_What is expected_
Restate the data exactly as given and keep the pictures out.

_Data in this exercise_
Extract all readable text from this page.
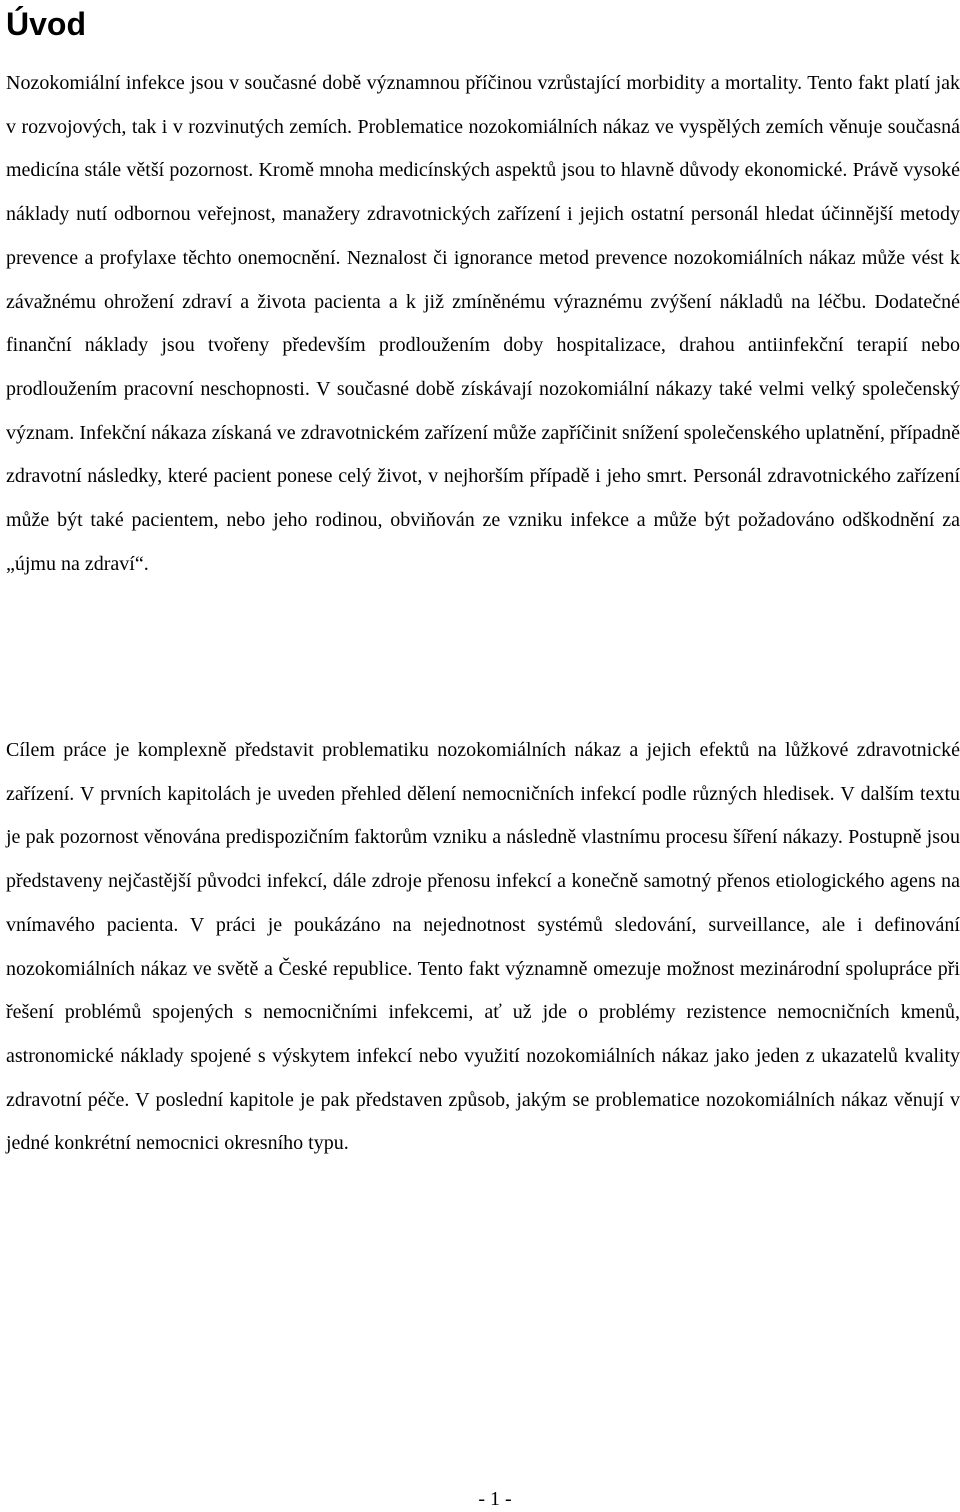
Úvod

Nozokomiální infekce jsou v současné době významnou příčinou vzrůstající morbidity a mortality. Tento fakt platí jak v rozvojových, tak i v rozvinutých zemích. Problematice nozokomiálních nákaz ve vyspělých zemích věnuje současná medicína stále větší pozornost. Kromě mnoha medicínských aspektů jsou to hlavně důvody ekonomické. Právě vysoké náklady nutí odbornou veřejnost, manažery zdravotnických zařízení i jejich ostatní personál hledat účinnější metody prevence a profylaxe těchto onemocnění. Neznalost či ignorance metod prevence nozokomiálních nákaz může vést k závažnému ohrožení zdraví a života pacienta a k již zmíněnému výraznému zvýšení nákladů na léčbu. Dodatečné finanční náklady jsou tvořeny především prodloužením doby hospitalizace, drahou antiinfekční terapií nebo prodloužením pracovní neschopnosti. V současné době získávají nozokomiální nákazy také velmi velký společenský význam. Infekční nákaza získaná ve zdravotnickém zařízení může zapříčinit snížení společenského uplatnění, případně zdravotní následky, které pacient ponese celý život, v nejhorším případě i jeho smrt. Personál zdravotnického zařízení může být také pacientem, nebo jeho rodinou, obviňován ze vzniku infekce a může být požadováno odškodnění za „újmu na zdraví“.

Cílem práce je komplexně představit problematiku nozokomiálních nákaz a jejich efektů na lůžkové zdravotnické zařízení. V prvních kapitolách je uveden přehled dělení nemocničních infekcí podle různých hledisek. V dalším textu je pak pozornost věnována predispozičním faktorům vzniku a následně vlastnímu procesu šíření nákazy. Postupně jsou představeny nejčastější původci infekcí, dále zdroje přenosu infekcí a konečně samotný přenos etiologického agens na vnímavého pacienta. V práci je poukázáno na nejednotnost systémů sledování, surveillance, ale i definování nozokomiálních nákaz ve světě a České republice. Tento fakt významně omezuje možnost mezinárodní spolupráce při řešení problémů spojených s nemocničními infekcemi, ať už jde o problémy rezistence nemocničních kmenů, astronomické náklady spojené s výskytem infekcí nebo využití nozokomiálních nákaz jako jeden z ukazatelů kvality zdravotní péče. V poslední kapitole je pak představen způsob, jakým se problematice nozokomiálních nákaz věnují v jedné konkrétní nemocnici okresního typu.

- 1 -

_Expected answer_
Extract all readable text from this page.
Úvod

Nozokomiální infekce jsou v současné době významnou příčinou vzrůstající morbidity a mortality. Tento fakt platí jak v rozvojových, tak i v rozvinutých zemích. Problematice nozokomiálních nákaz ve vyspělých zemích věnuje současná medicína stále větší pozornost. Kromě mnoha medicínských aspektů jsou to hlavně důvody ekonomické. Právě vysoké náklady nutí odbornou veřejnost, manažery zdravotnických zařízení i jejich ostatní personál hledat účinnější metody prevence a profylaxe těchto onemocnění. Neznalost či ignorance metod prevence nozokomiálních nákaz může vést k závažnému ohrožení zdraví a života pacienta a k již zmíněnému výraznému zvýšení nákladů na léčbu. Dodatečné finanční náklady jsou tvořeny především prodloužením doby hospitalizace, drahou antiinfekční terapií nebo prodloužením pracovní neschopnosti. V současné době získávají nozokomiální nákazy také velmi velký společenský význam. Infekční nákaza získaná ve zdravotnickém zařízení může zapříčinit snížení společenského uplatnění, případně zdravotní následky, které pacient ponese celý život, v nejhorším případě i jeho smrt. Personál zdravotnického zařízení může být také pacientem, nebo jeho rodinou, obviňován ze vzniku infekce a může být požadováno odškodnění za „újmu na zdraví“.

Cílem práce je komplexně představit problematiku nozokomiálních nákaz a jejich efektů na lůžkové zdravotnické zařízení. V prvních kapitolách je uveden přehled dělení nemocničních infekcí podle různých hledisek. V dalším textu je pak pozornost věnována predispozičním faktorům vzniku a následně vlastnímu procesu šíření nákazy. Postupně jsou představeny nejčastější původci infekcí, dále zdroje přenosu infekcí a konečně samotný přenos etiologického agens na vnímavého pacienta. V práci je poukázáno na nejednotnost systémů sledování, surveillance, ale i definování nozokomiálních nákaz ve světě a České republice. Tento fakt významně omezuje možnost mezinárodní spolupráce při řešení problémů spojených s nemocničními infekcemi, ať už jde o problémy rezistence nemocničních kmenů, astronomické náklady spojené s výskytem infekcí nebo využití nozokomiálních nákaz jako jeden z ukazatelů kvality zdravotní péče. V poslední kapitole je pak představen způsob, jakým se problematice nozokomiálních nákaz věnují v jedné konkrétní nemocnici okresního typu.

- 1 -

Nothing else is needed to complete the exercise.